*WRITTEN PROBLEM*
Identify the lines that contain the string "object" and copy all of them.

>> BEGIN GIVEN ENTRIES

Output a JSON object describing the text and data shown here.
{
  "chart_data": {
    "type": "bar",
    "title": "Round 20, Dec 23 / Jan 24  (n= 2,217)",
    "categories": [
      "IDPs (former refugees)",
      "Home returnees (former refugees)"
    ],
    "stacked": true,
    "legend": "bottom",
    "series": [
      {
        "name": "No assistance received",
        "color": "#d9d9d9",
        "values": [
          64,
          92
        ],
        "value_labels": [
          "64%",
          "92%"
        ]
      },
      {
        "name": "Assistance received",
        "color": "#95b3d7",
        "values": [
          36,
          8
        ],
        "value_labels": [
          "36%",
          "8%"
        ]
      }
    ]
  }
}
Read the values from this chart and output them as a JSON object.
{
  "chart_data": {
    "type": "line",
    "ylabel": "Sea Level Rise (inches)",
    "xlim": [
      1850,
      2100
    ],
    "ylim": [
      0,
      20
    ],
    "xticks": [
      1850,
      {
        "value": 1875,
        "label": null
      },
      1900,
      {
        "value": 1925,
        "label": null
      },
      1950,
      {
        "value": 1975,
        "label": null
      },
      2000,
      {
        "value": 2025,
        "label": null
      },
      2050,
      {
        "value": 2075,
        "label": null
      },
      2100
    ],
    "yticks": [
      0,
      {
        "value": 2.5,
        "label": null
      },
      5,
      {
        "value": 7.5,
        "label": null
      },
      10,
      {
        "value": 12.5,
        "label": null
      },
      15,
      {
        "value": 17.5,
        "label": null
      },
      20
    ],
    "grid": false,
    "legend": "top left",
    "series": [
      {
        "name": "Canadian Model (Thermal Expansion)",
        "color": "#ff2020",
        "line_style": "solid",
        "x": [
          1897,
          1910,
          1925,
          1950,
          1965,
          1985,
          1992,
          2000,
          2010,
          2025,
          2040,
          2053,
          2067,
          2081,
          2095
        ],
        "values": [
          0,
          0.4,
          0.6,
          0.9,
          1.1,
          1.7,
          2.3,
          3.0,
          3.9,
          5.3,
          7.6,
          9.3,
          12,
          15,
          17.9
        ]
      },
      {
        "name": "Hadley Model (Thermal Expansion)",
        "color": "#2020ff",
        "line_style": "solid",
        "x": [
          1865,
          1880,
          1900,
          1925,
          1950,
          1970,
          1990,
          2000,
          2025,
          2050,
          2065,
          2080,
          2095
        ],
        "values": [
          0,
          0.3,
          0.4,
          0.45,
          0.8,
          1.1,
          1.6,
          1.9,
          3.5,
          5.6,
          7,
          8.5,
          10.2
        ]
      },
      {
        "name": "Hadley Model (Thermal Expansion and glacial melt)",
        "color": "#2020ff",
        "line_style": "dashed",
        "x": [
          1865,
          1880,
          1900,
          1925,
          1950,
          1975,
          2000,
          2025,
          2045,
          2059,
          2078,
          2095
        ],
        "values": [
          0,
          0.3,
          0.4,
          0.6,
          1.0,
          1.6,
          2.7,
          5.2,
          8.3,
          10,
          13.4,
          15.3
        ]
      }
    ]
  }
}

>> END GIVEN ENTRIES

*COMPLETED EXERCISE*
Output a JSON object describing the text and data shown here.
Read the values from this chart and output them as a JSON object.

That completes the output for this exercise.